◆ **Do this**
Repeat the data verbatim.

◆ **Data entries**
* begin *

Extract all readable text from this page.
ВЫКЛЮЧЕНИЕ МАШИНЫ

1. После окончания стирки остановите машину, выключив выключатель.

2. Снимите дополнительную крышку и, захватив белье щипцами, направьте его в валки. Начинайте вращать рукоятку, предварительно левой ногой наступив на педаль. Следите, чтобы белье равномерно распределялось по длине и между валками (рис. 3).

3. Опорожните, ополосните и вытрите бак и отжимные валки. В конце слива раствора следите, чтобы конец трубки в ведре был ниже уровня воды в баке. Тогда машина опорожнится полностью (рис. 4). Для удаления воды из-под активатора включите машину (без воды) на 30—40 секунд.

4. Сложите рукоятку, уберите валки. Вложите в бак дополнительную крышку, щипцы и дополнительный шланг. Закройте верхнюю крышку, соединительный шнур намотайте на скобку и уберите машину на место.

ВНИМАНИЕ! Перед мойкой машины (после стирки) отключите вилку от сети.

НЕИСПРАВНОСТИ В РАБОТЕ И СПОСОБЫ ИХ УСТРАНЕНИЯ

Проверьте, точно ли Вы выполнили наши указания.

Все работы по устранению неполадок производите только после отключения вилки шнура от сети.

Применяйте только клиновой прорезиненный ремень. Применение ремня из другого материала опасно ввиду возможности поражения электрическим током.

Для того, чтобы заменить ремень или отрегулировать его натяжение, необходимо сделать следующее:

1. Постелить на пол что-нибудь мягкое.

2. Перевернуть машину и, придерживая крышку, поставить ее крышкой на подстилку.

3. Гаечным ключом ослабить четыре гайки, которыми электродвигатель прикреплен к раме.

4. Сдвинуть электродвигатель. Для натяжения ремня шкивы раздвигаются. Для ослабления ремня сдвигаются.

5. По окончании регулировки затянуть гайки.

* end *

◆ **Written answer**
Extract all readable text from this page.
ВЫКЛЮЧЕНИЕ МАШИНЫ

1. После окончания стирки остановите машину, выключив выключатель.

2. Снимите дополнительную крышку и, захватив белье щипцами, направьте его в валки. Начинайте вращать рукоятку, предварительно левой ногой наступив на педаль. Следите, чтобы белье равномерно распределялось по длине и между валками (рис. 3).

3. Опорожните, ополосните и вытрите бак и отжимные валки. В конце слива раствора следите, чтобы конец трубки в ведре был ниже уровня воды в баке. Тогда машина опорожнится полностью (рис. 4). Для удаления воды из-под активатора включите машину (без воды) на 30—40 секунд.

4. Сложите рукоятку, уберите валки. Вложите в бак дополнительную крышку, щипцы и дополнительный шланг. Закройте верхнюю крышку, соединительный шнур намотайте на скобку и уберите машину на место.

ВНИМАНИЕ! Перед мойкой машины (после стирки) отключите вилку от сети.

НЕИСПРАВНОСТИ В РАБОТЕ И СПОСОБЫ ИХ УСТРАНЕНИЯ

Проверьте, точно ли Вы выполнили наши указания.

Все работы по устранению неполадок производите только после отключения вилки шнура от сети.

Применяйте только клиновой прорезиненный ремень. Применение ремня из другого материала опасно ввиду возможности поражения электрическим током.

Для того, чтобы заменить ремень или отрегулировать его натяжение, необходимо сделать следующее:

1. Постелить на пол что-нибудь мягкое.

2. Перевернуть машину и, придерживая крышку, поставить ее крышкой на подстилку.

3. Гаечным ключом ослабить четыре гайки, которыми электродвигатель прикреплен к раме.

4. Сдвинуть электродвигатель. Для натяжения ремня шкивы раздвигаются. Для ослабления ремня сдвигаются.

5. По окончании регулировки затянуть гайки.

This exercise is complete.